[Data records]

◆ ◆ ◆ ◆ ◆ ◆ ◆

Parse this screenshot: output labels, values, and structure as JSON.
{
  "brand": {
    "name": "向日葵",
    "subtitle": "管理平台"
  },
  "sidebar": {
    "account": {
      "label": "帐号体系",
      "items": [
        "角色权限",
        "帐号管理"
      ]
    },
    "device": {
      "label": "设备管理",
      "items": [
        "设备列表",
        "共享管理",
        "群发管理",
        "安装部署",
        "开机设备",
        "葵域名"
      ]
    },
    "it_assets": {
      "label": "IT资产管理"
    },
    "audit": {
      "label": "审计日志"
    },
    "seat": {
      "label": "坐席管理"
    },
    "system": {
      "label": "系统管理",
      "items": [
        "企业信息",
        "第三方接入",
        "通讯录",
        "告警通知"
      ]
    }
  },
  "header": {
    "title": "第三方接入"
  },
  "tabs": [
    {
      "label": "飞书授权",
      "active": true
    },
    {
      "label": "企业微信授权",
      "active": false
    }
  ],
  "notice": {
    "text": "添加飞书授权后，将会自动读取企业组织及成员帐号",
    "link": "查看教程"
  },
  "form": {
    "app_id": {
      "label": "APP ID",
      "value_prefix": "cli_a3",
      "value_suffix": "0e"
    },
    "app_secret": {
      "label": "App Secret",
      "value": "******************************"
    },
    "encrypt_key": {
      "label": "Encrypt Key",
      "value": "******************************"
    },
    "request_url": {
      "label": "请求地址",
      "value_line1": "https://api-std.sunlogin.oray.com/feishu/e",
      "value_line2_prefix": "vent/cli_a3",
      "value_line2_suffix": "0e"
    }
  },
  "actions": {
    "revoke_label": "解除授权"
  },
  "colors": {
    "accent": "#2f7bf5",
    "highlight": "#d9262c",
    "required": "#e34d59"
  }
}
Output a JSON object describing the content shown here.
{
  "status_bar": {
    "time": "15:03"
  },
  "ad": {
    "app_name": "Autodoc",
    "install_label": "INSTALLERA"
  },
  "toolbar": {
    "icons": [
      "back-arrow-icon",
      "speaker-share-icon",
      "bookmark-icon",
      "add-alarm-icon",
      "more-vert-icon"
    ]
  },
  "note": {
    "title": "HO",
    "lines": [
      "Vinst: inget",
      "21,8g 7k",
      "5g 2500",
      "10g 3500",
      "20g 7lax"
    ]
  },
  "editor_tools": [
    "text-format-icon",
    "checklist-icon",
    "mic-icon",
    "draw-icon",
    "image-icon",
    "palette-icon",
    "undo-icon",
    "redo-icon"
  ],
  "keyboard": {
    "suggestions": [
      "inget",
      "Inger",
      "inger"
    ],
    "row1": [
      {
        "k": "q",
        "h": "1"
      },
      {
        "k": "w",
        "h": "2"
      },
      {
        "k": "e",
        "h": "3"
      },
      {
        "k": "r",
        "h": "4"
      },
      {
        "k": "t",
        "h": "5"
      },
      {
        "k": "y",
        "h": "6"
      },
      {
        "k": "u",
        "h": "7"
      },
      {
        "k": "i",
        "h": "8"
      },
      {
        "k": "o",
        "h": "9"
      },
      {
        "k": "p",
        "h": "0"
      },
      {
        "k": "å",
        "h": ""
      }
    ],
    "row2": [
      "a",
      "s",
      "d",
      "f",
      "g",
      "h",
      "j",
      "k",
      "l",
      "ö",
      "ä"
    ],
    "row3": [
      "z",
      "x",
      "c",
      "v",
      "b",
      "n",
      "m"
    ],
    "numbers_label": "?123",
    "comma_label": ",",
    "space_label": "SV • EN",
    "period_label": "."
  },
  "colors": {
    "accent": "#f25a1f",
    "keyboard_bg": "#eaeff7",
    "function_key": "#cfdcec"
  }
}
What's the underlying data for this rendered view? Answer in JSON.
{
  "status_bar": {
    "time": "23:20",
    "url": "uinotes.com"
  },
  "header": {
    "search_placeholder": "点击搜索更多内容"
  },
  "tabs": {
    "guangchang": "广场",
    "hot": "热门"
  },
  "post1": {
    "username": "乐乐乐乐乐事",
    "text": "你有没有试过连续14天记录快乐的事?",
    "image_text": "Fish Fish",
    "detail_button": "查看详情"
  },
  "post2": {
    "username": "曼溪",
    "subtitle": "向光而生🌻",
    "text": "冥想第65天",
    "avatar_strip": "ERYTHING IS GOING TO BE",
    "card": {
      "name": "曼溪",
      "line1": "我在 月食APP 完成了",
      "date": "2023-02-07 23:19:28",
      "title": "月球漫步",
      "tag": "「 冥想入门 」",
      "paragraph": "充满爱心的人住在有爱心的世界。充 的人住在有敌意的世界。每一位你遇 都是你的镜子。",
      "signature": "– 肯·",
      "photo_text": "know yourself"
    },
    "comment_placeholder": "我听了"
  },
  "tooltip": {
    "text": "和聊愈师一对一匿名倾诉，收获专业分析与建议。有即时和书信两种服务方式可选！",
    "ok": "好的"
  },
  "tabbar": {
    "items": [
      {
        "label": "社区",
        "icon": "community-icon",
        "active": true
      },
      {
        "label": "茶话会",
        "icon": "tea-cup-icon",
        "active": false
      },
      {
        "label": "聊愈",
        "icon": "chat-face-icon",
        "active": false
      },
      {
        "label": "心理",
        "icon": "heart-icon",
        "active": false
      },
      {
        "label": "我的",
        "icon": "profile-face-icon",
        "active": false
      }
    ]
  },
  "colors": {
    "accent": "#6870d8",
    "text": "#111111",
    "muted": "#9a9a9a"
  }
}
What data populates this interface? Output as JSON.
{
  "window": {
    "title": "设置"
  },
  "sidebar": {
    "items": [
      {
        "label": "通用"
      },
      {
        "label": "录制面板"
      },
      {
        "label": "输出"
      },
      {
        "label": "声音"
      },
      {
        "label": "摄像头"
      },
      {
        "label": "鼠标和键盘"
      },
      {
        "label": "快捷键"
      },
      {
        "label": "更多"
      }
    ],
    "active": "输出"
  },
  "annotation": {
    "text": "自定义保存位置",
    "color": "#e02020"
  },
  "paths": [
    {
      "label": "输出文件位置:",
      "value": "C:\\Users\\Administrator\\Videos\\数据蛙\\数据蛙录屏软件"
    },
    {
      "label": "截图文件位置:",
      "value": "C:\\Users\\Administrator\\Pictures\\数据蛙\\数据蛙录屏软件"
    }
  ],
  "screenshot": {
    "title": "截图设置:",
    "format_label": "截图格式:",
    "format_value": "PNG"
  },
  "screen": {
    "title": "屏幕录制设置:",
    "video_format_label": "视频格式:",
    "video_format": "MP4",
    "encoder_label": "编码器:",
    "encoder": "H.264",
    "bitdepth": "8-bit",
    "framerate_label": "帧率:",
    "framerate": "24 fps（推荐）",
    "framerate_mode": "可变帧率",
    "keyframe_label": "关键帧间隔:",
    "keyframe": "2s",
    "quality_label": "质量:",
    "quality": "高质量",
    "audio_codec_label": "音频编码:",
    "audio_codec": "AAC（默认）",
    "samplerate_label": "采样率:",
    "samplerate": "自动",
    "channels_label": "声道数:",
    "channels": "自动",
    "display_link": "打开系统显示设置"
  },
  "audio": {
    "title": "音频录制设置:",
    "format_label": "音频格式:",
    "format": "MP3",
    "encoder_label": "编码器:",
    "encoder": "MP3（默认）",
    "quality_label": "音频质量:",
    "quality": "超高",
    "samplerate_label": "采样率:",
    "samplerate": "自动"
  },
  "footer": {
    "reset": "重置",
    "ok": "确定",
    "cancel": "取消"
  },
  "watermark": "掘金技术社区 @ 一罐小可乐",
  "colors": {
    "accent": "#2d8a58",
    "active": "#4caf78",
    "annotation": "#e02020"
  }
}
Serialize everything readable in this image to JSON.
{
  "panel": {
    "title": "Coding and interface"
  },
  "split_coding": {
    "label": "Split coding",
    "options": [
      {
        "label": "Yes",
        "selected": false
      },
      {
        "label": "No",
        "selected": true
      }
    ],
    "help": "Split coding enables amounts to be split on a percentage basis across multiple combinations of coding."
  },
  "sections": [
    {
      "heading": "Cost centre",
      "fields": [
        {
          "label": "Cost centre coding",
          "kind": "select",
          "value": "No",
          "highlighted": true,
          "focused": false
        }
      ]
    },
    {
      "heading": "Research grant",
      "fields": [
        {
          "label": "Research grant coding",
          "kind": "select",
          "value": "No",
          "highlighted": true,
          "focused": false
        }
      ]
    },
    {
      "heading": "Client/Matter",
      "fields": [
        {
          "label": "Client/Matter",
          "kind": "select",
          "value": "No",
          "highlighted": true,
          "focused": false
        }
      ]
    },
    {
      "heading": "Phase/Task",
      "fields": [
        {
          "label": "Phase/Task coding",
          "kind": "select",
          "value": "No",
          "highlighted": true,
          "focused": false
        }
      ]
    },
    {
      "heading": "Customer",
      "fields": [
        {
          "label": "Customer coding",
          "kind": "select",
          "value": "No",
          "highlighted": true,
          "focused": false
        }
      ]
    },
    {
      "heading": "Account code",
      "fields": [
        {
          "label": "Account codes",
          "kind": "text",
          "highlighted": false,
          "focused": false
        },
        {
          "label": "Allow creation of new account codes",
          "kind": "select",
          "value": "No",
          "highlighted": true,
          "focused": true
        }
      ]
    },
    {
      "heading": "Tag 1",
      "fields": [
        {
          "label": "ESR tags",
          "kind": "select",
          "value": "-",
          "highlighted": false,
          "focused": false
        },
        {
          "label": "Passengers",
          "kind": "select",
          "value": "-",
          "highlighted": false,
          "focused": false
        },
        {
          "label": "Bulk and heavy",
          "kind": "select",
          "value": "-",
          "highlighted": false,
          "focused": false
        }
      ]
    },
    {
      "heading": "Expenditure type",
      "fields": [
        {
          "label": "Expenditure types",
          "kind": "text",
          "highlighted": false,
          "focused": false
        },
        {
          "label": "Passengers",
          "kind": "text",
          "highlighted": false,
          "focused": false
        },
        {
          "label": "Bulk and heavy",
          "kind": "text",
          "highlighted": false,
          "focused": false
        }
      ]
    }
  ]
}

◆ ◆ ◆ ◆ ◆ ◆ ◆

**Aim:** Search the entries for the word "centre" and copy every line that has it.

**Answer for the task:**
      "heading": "Cost centre",
          "label": "Cost centre coding",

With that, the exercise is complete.